# start of THE DATA

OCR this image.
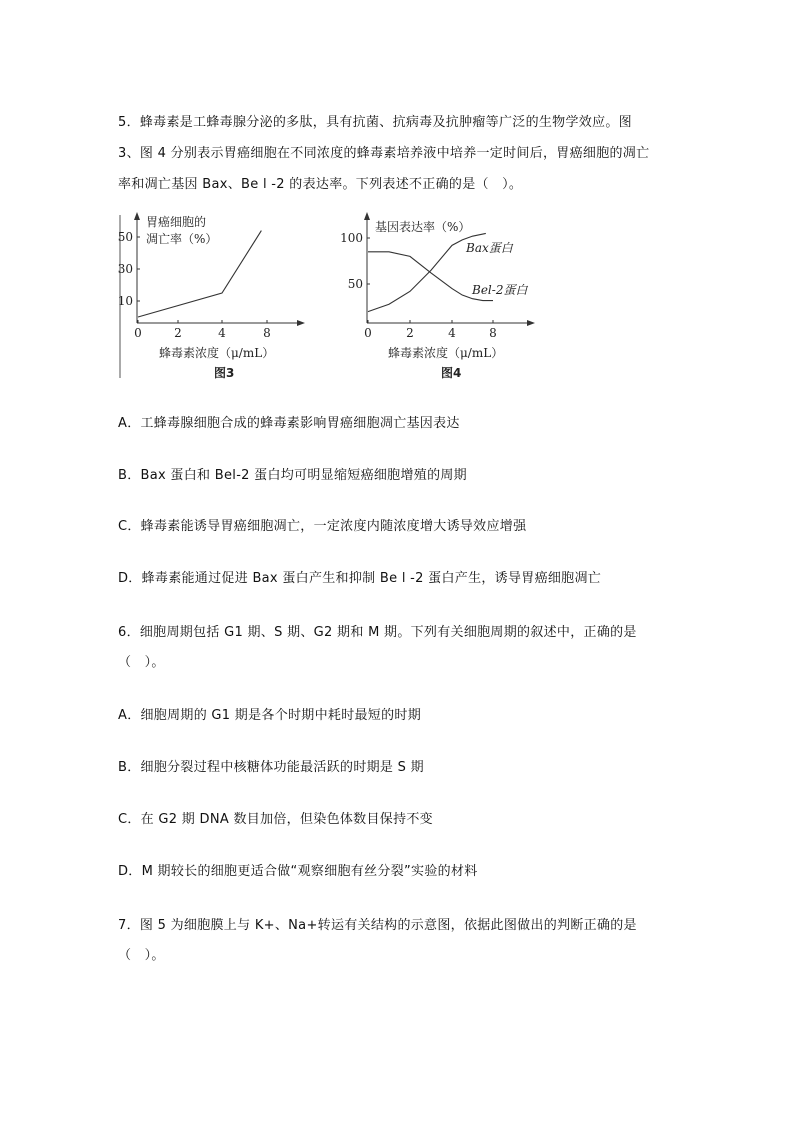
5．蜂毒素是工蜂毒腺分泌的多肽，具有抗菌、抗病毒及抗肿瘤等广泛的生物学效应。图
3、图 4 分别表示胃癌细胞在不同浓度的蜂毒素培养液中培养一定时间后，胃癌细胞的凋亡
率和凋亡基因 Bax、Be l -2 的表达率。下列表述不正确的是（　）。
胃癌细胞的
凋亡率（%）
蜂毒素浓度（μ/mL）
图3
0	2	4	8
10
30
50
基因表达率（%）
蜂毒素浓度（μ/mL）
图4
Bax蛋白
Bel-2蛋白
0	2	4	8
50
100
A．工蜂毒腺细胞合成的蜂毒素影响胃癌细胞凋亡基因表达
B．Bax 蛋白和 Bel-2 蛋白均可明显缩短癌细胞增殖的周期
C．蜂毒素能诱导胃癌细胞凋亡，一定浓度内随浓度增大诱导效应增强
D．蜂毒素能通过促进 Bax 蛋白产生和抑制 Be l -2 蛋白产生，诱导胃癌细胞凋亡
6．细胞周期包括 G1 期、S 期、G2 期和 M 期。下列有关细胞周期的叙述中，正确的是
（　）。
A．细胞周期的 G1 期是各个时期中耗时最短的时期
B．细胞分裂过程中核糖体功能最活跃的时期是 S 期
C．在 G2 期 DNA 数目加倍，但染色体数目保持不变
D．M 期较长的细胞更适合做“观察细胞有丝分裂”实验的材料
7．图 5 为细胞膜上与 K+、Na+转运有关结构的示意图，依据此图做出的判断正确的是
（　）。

# end of THE DATA

SHORT TASK:
Extract the text of all the records above verbatim, excluding pictures.

SOLUTION TO THIS EXERCISE:
OCR this image.
5．蜂毒素是工蜂毒腺分泌的多肽，具有抗菌、抗病毒及抗肿瘤等广泛的生物学效应。图
3、图 4 分别表示胃癌细胞在不同浓度的蜂毒素培养液中培养一定时间后，胃癌细胞的凋亡
率和凋亡基因 Bax、Be l -2 的表达率。下列表述不正确的是（　）。
胃癌细胞的
凋亡率（%）
蜂毒素浓度（μ/mL）
图3
0	2	4	8
10
30
50
基因表达率（%）
蜂毒素浓度（μ/mL）
图4
Bax蛋白
Bel-2蛋白
0	2	4	8
50
100
A．工蜂毒腺细胞合成的蜂毒素影响胃癌细胞凋亡基因表达
B．Bax 蛋白和 Bel-2 蛋白均可明显缩短癌细胞增殖的周期
C．蜂毒素能诱导胃癌细胞凋亡，一定浓度内随浓度增大诱导效应增强
D．蜂毒素能通过促进 Bax 蛋白产生和抑制 Be l -2 蛋白产生，诱导胃癌细胞凋亡
6．细胞周期包括 G1 期、S 期、G2 期和 M 期。下列有关细胞周期的叙述中，正确的是
（　）。
A．细胞周期的 G1 期是各个时期中耗时最短的时期
B．细胞分裂过程中核糖体功能最活跃的时期是 S 期
C．在 G2 期 DNA 数目加倍，但染色体数目保持不变
D．M 期较长的细胞更适合做“观察细胞有丝分裂”实验的材料
7．图 5 为细胞膜上与 K+、Na+转运有关结构的示意图，依据此图做出的判断正确的是
（　）。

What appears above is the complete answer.